**GIVEN TASK:** Reproduce the listing word for word, leaving every picture behind.

-- BEGIN --

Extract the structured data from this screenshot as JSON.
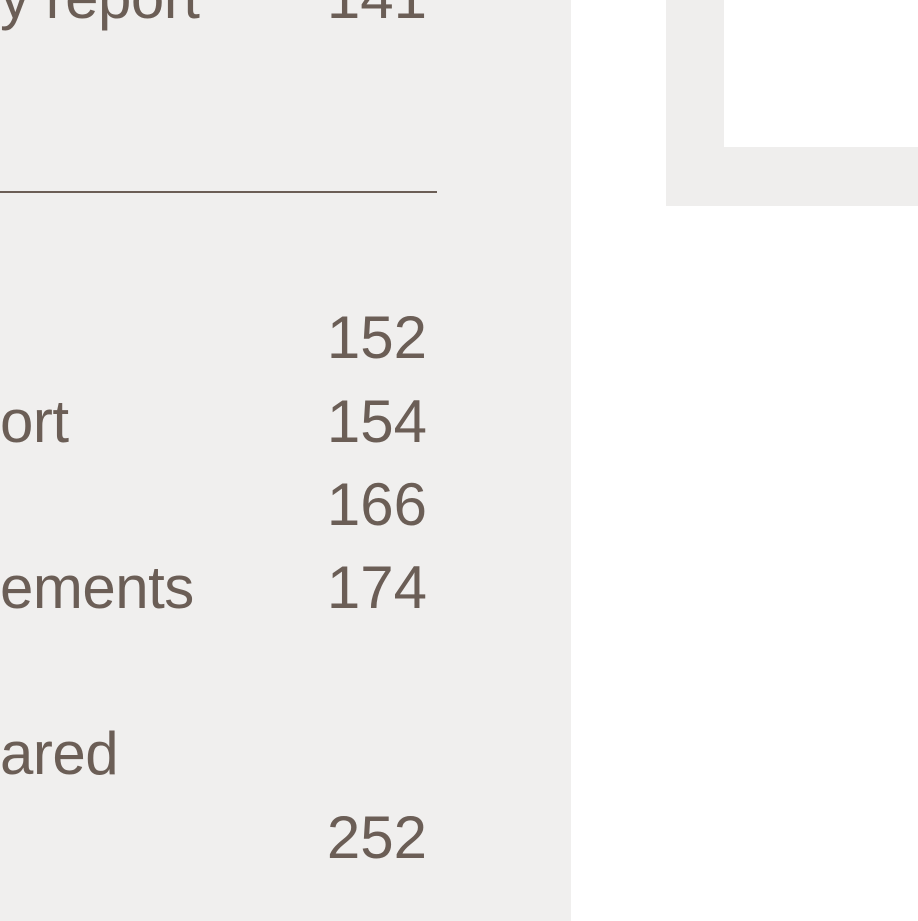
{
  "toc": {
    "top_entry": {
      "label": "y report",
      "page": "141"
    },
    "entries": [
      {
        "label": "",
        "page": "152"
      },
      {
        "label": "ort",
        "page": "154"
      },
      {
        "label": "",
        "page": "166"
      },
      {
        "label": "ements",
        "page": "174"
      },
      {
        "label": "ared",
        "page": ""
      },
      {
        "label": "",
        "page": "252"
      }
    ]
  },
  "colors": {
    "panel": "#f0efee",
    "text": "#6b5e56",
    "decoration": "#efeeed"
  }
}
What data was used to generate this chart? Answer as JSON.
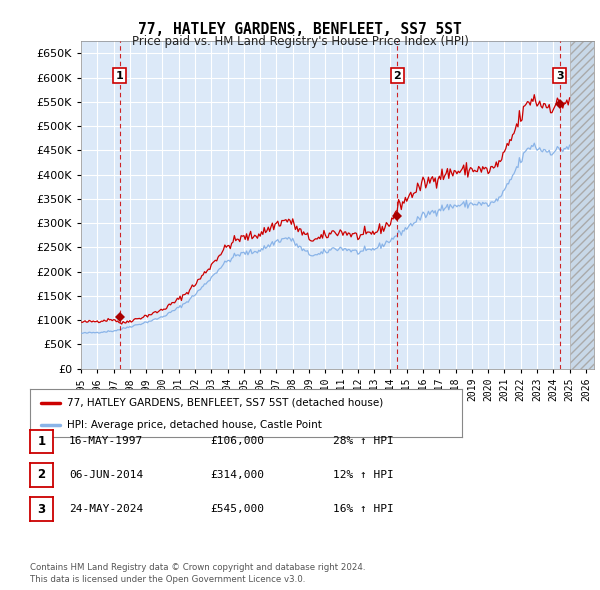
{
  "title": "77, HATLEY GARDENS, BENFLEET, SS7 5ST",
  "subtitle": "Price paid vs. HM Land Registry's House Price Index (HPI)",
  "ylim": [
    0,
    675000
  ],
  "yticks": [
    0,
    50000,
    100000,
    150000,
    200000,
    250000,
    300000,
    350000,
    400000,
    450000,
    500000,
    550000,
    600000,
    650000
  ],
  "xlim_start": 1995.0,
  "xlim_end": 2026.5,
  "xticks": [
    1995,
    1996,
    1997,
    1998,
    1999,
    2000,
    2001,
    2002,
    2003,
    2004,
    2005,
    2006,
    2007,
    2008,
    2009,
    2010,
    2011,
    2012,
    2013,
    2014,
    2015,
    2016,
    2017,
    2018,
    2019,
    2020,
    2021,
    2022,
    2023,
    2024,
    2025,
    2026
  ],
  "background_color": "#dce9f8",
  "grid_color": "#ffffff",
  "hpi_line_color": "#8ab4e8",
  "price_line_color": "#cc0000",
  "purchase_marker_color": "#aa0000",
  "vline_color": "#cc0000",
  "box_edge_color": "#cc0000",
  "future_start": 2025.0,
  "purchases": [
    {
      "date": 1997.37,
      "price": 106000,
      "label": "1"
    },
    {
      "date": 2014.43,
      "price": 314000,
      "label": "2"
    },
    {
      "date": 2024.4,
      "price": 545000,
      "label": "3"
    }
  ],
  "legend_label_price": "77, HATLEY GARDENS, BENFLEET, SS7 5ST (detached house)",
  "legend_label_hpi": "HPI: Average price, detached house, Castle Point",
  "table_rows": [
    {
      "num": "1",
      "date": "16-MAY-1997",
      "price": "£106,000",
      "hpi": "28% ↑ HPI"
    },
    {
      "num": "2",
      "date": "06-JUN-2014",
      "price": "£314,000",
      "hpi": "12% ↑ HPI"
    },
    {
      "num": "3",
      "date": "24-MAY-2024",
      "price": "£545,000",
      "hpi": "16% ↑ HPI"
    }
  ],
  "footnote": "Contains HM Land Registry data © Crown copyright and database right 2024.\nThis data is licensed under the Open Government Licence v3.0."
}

-- END --

**EXERCISE RESULT:**
Extract the structured data from this screenshot as JSON.
{
  "toc": {
    "top_entry": {
      "label": "y report",
      "page": "141"
    },
    "entries": [
      {
        "label": "",
        "page": "152"
      },
      {
        "label": "ort",
        "page": "154"
      },
      {
        "label": "",
        "page": "166"
      },
      {
        "label": "ements",
        "page": "174"
      },
      {
        "label": "ared",
        "page": ""
      },
      {
        "label": "",
        "page": "252"
      }
    ]
  },
  "colors": {
    "panel": "#f0efee",
    "text": "#6b5e56",
    "decoration": "#efeeed"
  }
}
What data was used to generate this chart? Answer as JSON.
{
  "title": "77, HATLEY GARDENS, BENFLEET, SS7 5ST",
  "subtitle": "Price paid vs. HM Land Registry's House Price Index (HPI)",
  "ylim": [
    0,
    675000
  ],
  "yticks": [
    0,
    50000,
    100000,
    150000,
    200000,
    250000,
    300000,
    350000,
    400000,
    450000,
    500000,
    550000,
    600000,
    650000
  ],
  "xlim_start": 1995.0,
  "xlim_end": 2026.5,
  "xticks": [
    1995,
    1996,
    1997,
    1998,
    1999,
    2000,
    2001,
    2002,
    2003,
    2004,
    2005,
    2006,
    2007,
    2008,
    2009,
    2010,
    2011,
    2012,
    2013,
    2014,
    2015,
    2016,
    2017,
    2018,
    2019,
    2020,
    2021,
    2022,
    2023,
    2024,
    2025,
    2026
  ],
  "background_color": "#dce9f8",
  "grid_color": "#ffffff",
  "hpi_line_color": "#8ab4e8",
  "price_line_color": "#cc0000",
  "purchase_marker_color": "#aa0000",
  "vline_color": "#cc0000",
  "box_edge_color": "#cc0000",
  "future_start": 2025.0,
  "purchases": [
    {
      "date": 1997.37,
      "price": 106000,
      "label": "1"
    },
    {
      "date": 2014.43,
      "price": 314000,
      "label": "2"
    },
    {
      "date": 2024.4,
      "price": 545000,
      "label": "3"
    }
  ],
  "legend_label_price": "77, HATLEY GARDENS, BENFLEET, SS7 5ST (detached house)",
  "legend_label_hpi": "HPI: Average price, detached house, Castle Point",
  "table_rows": [
    {
      "num": "1",
      "date": "16-MAY-1997",
      "price": "£106,000",
      "hpi": "28% ↑ HPI"
    },
    {
      "num": "2",
      "date": "06-JUN-2014",
      "price": "£314,000",
      "hpi": "12% ↑ HPI"
    },
    {
      "num": "3",
      "date": "24-MAY-2024",
      "price": "£545,000",
      "hpi": "16% ↑ HPI"
    }
  ],
  "footnote": "Contains HM Land Registry data © Crown copyright and database right 2024.\nThis data is licensed under the Open Government Licence v3.0."
}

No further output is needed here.